**Task goal:**
From the records below, pull each line that has "this".

**Recorded data:**
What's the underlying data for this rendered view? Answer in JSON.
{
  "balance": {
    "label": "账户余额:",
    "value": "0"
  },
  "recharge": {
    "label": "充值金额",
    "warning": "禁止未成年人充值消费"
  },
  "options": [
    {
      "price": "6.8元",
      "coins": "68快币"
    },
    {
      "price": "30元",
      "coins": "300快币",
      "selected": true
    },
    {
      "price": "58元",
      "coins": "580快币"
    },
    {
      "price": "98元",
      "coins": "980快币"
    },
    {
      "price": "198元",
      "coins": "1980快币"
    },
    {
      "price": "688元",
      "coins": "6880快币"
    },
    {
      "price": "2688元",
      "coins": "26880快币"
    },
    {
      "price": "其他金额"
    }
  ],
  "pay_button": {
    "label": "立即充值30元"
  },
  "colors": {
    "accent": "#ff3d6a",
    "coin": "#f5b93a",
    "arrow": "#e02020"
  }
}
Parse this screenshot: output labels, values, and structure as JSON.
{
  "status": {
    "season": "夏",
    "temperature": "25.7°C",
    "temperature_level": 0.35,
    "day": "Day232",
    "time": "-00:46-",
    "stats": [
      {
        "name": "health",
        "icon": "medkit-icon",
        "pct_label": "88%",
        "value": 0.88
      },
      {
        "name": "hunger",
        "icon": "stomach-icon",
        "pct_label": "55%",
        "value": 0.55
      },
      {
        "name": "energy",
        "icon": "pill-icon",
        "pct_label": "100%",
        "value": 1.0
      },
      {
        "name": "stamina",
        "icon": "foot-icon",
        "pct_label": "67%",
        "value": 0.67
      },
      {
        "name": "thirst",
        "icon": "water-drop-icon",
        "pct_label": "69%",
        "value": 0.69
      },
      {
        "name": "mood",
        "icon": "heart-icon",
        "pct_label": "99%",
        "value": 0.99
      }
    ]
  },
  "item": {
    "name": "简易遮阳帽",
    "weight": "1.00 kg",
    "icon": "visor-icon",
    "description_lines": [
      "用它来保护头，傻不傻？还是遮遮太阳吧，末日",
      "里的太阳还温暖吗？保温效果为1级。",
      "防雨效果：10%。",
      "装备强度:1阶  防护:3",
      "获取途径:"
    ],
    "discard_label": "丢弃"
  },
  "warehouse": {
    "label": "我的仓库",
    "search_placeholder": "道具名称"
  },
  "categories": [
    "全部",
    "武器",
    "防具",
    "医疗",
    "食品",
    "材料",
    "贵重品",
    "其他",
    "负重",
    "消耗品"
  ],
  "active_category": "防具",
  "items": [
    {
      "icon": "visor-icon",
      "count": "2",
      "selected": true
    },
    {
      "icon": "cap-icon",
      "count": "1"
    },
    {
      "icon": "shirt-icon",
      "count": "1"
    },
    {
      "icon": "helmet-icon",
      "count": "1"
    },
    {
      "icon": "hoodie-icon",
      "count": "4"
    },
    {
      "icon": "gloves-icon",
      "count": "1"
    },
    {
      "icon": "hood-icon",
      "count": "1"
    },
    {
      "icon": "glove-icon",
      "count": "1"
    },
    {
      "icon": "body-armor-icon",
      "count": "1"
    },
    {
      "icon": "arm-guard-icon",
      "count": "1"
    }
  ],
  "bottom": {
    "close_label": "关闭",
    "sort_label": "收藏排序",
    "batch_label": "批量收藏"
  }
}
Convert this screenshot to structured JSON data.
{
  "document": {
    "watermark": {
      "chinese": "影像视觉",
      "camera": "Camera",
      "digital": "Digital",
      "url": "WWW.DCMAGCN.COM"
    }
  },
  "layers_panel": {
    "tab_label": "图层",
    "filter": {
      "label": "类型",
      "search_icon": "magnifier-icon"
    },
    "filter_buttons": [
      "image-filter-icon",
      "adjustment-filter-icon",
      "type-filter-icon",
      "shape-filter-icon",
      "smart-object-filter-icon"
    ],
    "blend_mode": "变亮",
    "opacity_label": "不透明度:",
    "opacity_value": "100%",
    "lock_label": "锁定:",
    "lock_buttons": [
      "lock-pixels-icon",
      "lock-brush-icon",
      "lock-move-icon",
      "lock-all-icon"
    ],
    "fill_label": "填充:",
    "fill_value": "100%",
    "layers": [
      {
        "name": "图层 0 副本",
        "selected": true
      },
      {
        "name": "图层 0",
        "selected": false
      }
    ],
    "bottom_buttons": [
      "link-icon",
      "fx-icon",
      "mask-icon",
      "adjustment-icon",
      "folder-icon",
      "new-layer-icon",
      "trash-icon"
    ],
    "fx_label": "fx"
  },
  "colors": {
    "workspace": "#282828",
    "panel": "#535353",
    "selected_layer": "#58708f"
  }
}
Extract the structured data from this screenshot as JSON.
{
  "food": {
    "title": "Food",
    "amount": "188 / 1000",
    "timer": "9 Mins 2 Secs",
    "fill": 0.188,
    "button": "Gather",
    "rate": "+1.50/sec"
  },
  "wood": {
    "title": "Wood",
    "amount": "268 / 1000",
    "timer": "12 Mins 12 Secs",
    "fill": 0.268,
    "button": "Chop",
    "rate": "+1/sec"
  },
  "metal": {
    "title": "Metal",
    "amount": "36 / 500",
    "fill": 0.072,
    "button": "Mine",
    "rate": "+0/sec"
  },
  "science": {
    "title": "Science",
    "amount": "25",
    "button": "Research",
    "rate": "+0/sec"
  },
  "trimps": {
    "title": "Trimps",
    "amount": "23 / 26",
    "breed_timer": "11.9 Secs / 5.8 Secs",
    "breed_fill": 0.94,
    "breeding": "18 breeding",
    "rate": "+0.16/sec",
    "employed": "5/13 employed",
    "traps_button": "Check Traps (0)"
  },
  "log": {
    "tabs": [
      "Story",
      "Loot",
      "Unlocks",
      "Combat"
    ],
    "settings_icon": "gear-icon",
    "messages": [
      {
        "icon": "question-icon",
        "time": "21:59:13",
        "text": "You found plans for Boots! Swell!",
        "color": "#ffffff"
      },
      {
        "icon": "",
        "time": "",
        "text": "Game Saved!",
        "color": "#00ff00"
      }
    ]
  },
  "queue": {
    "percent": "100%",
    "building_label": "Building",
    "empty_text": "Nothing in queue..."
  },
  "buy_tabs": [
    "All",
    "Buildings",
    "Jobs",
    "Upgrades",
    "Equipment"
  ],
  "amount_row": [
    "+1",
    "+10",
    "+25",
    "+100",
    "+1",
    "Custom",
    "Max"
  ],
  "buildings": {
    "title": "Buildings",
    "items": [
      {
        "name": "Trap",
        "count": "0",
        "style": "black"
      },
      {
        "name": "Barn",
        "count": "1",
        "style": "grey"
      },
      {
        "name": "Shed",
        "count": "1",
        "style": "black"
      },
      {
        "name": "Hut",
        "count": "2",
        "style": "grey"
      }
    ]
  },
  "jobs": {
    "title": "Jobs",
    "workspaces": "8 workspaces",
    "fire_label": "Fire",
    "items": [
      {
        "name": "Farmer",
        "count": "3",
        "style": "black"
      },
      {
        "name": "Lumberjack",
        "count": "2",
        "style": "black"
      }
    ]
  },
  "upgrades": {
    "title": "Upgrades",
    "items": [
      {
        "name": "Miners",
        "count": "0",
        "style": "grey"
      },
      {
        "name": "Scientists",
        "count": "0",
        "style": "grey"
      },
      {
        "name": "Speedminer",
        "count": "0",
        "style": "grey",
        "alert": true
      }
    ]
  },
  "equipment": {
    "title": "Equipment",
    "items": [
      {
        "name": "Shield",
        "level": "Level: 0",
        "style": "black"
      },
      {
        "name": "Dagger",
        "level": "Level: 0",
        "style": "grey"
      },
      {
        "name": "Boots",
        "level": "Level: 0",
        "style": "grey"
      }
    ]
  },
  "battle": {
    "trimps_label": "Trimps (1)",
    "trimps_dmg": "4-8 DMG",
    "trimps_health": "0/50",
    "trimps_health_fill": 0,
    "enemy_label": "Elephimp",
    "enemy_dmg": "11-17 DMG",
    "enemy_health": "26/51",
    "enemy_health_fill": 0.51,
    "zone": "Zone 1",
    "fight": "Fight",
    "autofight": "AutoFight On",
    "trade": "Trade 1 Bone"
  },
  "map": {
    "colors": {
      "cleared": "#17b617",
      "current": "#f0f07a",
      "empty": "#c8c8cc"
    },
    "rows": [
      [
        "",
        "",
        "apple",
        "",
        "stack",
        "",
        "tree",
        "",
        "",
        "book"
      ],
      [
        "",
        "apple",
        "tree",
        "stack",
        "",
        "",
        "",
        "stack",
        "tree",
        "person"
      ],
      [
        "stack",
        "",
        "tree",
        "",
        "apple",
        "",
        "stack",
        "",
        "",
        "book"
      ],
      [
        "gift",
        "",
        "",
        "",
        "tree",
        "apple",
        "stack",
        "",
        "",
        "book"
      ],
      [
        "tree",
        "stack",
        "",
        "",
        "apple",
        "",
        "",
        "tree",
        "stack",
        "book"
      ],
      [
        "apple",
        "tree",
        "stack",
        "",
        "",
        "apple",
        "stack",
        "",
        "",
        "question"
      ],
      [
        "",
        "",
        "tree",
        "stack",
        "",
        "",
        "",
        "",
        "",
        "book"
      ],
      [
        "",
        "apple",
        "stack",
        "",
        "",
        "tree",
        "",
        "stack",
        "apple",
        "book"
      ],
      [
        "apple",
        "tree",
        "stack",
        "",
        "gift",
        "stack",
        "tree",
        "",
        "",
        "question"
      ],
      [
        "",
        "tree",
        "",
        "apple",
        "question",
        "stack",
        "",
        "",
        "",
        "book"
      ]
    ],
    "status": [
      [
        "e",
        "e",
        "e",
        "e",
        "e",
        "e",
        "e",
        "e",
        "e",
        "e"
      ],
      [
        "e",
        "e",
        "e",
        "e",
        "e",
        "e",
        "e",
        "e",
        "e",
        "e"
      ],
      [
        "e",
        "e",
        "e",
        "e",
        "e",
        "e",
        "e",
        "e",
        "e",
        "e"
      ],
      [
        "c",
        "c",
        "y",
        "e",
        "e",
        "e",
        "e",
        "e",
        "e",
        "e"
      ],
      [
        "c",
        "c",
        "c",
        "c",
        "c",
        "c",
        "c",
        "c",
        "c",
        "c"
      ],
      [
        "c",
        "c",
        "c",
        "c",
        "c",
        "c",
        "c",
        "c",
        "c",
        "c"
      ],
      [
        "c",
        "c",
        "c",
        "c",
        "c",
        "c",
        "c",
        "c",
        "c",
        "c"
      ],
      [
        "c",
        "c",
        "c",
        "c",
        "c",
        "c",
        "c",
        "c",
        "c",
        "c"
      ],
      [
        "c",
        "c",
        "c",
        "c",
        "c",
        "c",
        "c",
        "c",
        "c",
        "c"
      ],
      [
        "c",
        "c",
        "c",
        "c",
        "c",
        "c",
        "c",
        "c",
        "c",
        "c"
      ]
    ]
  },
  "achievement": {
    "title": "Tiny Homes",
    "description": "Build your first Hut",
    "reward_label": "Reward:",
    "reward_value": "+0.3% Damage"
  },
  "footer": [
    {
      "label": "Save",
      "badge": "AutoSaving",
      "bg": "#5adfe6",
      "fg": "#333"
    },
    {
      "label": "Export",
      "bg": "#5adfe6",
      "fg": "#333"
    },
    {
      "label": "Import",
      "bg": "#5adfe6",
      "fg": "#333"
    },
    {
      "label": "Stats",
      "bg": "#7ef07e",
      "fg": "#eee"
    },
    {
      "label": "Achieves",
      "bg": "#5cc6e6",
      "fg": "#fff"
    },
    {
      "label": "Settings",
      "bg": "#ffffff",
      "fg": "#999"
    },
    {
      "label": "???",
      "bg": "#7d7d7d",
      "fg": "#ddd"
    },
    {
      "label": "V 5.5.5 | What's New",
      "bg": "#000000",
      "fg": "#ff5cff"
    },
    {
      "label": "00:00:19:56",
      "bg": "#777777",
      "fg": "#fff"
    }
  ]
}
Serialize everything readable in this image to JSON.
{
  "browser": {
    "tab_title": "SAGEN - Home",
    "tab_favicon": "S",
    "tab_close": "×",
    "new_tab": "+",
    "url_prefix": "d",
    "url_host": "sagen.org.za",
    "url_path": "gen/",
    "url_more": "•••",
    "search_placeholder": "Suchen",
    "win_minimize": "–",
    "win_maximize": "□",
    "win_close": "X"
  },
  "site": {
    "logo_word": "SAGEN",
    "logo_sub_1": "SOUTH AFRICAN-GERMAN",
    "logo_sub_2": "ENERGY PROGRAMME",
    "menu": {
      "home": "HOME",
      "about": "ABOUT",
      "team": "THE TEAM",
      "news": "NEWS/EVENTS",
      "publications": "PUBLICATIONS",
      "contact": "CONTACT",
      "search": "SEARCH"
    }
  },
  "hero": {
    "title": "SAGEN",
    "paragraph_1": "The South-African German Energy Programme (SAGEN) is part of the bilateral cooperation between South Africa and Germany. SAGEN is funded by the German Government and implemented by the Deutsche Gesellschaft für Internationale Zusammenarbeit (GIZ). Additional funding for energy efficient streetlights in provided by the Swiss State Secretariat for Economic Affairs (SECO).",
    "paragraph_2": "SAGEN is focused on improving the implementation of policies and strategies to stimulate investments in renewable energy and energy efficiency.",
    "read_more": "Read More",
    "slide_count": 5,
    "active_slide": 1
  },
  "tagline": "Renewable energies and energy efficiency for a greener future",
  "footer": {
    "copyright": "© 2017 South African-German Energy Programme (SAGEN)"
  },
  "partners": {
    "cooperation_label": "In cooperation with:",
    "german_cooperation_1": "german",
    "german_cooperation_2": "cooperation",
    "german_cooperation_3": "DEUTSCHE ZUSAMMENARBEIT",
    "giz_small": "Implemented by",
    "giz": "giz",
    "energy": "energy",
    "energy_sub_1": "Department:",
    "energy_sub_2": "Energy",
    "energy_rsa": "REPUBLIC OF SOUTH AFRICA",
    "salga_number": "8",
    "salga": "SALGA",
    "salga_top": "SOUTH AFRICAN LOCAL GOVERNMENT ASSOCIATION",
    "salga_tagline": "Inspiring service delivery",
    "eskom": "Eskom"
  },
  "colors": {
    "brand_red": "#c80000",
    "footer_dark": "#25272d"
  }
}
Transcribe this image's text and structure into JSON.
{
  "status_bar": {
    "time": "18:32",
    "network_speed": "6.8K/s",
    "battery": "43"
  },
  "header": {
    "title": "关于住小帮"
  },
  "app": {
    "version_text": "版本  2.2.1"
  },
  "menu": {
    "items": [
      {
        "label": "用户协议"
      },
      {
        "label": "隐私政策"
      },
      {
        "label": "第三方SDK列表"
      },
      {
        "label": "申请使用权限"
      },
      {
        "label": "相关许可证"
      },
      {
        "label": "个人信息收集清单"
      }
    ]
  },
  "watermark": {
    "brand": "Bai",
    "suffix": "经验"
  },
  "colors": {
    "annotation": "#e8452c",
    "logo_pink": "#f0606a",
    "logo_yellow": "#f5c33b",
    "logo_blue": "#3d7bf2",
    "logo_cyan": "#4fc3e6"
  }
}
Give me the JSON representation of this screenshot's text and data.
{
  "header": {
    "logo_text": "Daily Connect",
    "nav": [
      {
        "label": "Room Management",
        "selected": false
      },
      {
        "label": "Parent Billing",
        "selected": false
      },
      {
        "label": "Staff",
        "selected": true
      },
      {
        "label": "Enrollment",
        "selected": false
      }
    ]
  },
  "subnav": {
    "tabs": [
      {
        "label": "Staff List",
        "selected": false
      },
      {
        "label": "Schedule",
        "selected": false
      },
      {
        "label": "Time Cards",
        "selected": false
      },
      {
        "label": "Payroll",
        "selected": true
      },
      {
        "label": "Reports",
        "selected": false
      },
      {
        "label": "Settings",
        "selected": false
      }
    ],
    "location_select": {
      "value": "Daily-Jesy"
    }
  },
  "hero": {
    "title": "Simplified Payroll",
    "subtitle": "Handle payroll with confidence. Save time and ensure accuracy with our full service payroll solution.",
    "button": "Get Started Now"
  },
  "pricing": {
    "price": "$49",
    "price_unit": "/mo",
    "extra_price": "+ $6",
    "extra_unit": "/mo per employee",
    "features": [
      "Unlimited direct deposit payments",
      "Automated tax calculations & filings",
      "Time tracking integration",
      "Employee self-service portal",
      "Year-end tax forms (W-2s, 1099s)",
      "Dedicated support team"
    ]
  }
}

**Solution:**
What's the underlying data for this rendered view? Answer in JSON.
Parse this screenshot: output labels, values, and structure as JSON.
Convert this screenshot to structured JSON data.
Extract the structured data from this screenshot as JSON.
Serialize everything readable in this image to JSON.
Transcribe this image's text and structure into JSON.
Give me the JSON representation of this screenshot's text and data.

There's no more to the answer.